• **PROBLEM DESCRIPTION**
Filter the entries that follow, copying every line in which the word "Type" appears.

• **INPUT RECORDS**
◆ ◆ ◆ ◆ ◆

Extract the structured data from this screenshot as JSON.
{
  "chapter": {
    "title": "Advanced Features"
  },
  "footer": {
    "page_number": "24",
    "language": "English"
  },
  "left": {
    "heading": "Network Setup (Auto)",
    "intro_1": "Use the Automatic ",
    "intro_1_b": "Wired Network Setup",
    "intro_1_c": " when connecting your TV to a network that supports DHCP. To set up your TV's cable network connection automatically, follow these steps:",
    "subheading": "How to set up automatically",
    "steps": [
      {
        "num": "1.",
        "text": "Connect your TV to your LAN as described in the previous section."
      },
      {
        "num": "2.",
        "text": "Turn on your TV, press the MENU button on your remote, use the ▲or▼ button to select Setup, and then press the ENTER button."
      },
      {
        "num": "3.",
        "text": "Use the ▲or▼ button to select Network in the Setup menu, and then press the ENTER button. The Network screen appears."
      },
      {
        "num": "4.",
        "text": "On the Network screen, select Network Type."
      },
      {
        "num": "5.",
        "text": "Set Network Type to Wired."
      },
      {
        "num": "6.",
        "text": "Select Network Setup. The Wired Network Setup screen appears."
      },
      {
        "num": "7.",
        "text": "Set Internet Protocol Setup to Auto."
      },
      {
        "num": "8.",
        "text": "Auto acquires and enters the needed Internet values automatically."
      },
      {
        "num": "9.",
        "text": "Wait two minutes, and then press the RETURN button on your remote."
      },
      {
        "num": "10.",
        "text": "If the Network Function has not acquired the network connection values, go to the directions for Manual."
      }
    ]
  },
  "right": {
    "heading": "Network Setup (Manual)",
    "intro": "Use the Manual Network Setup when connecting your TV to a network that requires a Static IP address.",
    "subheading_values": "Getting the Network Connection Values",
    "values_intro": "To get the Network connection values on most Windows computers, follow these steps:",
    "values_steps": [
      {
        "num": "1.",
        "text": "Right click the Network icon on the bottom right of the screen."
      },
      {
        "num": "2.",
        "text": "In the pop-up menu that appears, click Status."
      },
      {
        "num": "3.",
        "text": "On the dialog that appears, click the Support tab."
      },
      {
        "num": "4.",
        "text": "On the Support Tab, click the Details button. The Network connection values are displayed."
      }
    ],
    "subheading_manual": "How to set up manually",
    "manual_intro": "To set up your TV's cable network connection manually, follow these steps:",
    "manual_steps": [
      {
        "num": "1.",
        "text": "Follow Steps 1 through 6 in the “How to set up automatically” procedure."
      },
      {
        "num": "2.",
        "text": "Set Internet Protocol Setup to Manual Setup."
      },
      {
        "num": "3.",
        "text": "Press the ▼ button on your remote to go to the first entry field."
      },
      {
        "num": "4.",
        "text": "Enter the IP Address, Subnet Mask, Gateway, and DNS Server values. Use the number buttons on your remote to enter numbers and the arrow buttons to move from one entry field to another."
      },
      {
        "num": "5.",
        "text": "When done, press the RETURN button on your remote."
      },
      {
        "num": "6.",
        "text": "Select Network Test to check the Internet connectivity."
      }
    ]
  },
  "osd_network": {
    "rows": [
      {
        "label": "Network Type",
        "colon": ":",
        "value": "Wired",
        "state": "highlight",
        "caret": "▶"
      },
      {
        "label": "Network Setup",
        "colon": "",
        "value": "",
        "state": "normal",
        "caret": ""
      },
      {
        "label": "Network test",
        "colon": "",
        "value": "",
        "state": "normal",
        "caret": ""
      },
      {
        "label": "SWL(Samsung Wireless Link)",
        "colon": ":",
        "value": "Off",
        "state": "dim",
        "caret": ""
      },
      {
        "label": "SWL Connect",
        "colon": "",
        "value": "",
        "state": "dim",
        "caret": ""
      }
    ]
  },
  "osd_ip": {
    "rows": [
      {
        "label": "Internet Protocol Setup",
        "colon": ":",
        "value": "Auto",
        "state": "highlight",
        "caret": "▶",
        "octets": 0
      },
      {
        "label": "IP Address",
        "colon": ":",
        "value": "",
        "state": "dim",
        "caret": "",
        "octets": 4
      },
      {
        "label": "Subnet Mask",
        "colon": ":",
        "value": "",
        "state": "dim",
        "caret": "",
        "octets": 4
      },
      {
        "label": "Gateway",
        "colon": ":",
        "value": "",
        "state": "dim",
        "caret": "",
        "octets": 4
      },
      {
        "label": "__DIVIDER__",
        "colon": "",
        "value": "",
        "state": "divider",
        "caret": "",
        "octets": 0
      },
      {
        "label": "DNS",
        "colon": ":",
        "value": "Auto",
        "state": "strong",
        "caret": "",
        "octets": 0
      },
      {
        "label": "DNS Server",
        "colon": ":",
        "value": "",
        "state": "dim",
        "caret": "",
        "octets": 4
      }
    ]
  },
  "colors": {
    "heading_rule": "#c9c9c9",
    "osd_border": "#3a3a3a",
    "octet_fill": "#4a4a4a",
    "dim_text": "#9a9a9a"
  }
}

◆ ◆ ◆ ◆ ◆

• **EXERCISE SOLUTION**
        "text": "On the Network screen, select Network Type."
        "text": "Set Network Type to Wired."
        "label": "Network Type",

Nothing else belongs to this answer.